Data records
____

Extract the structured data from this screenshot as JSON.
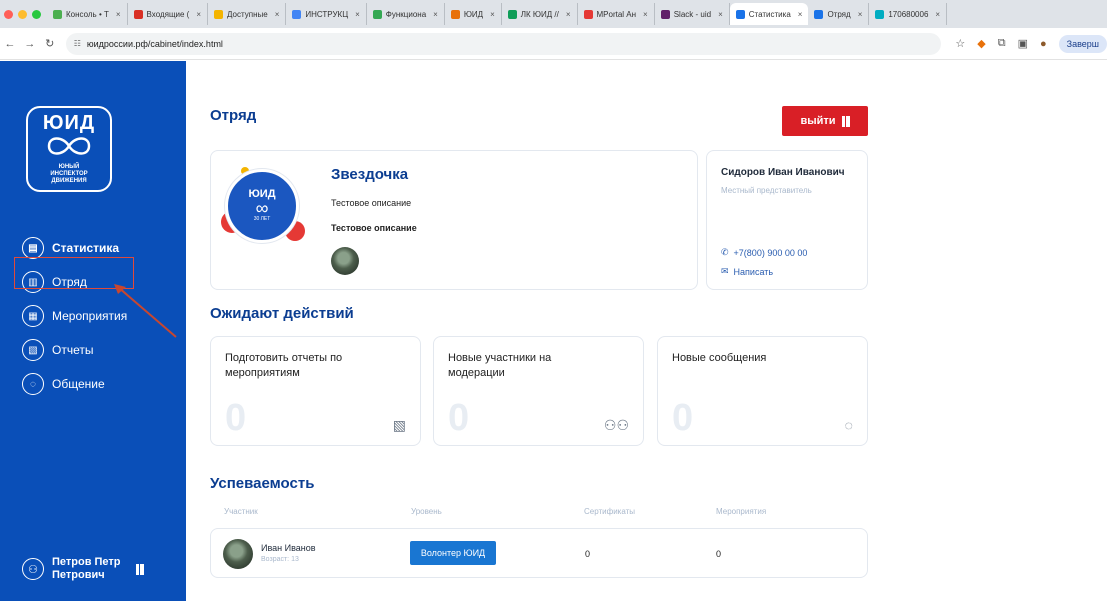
{
  "browser": {
    "tabs": [
      {
        "label": "Консоль • Т",
        "color": "#4caf50"
      },
      {
        "label": "Входящие (",
        "color": "#d93025"
      },
      {
        "label": "Доступные",
        "color": "#f4b400"
      },
      {
        "label": "ИНСТРУКЦ",
        "color": "#4285f4"
      },
      {
        "label": "Функциона",
        "color": "#34a853"
      },
      {
        "label": "ЮИД",
        "color": "#e8710a"
      },
      {
        "label": "ЛК ЮИД //",
        "color": "#0f9d58"
      },
      {
        "label": "MPortal Ан",
        "color": "#e53935"
      },
      {
        "label": "Slack - uid",
        "color": "#611f69"
      },
      {
        "label": "Статистика",
        "color": "#1a73e8",
        "active": true
      },
      {
        "label": "Отряд",
        "color": "#1a73e8"
      },
      {
        "label": "170680006",
        "color": "#00acc1"
      }
    ],
    "url": "юидроссии.рф/cabinet/index.html",
    "finish_label": "Заверш"
  },
  "sidebar": {
    "logo_title": "ЮИД",
    "logo_sub": [
      "ЮНЫЙ",
      "ИНСПЕКТОР",
      "ДВИЖЕНИЯ"
    ],
    "items": [
      {
        "label": "Статистика",
        "icon": "chart-icon"
      },
      {
        "label": "Отряд",
        "icon": "team-icon"
      },
      {
        "label": "Мероприятия",
        "icon": "calendar-icon"
      },
      {
        "label": "Отчеты",
        "icon": "report-icon"
      },
      {
        "label": "Общение",
        "icon": "chat-icon"
      }
    ],
    "user_name": "Петров Петр Петрович"
  },
  "team": {
    "section_title": "Отряд",
    "exit_label": "выйти",
    "name": "Звездочка",
    "desc": "Тестовое описание",
    "desc_bold": "Тестовое описание",
    "logo_title": "ЮИД",
    "logo_years": "30 ЛЕТ"
  },
  "rep": {
    "name": "Сидоров Иван Иванович",
    "role": "Местный представитель",
    "phone": "+7(800) 900 00 00",
    "write": "Написать"
  },
  "actions": {
    "title": "Ожидают действий",
    "cards": [
      {
        "title": "Подготовить отчеты по мероприятиям",
        "count": "0",
        "icon": "report-icon"
      },
      {
        "title": "Новые участники на модерации",
        "count": "0",
        "icon": "users-icon"
      },
      {
        "title": "Новые сообщения",
        "count": "0",
        "icon": "chat-icon"
      }
    ]
  },
  "progress": {
    "title": "Успеваемость",
    "headers": [
      "Участник",
      "Уровень",
      "Сертификаты",
      "Мероприятия"
    ],
    "rows": [
      {
        "name": "Иван Иванов",
        "age": "Возраст: 13",
        "level": "Волонтер ЮИД",
        "certificates": "0",
        "events": "0"
      }
    ]
  }
}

____

Identify all lines where the word "Новые" shows up. Copy them.

**Complete response**
        "title": "Новые участники на модерации",
        "title": "Новые сообщения",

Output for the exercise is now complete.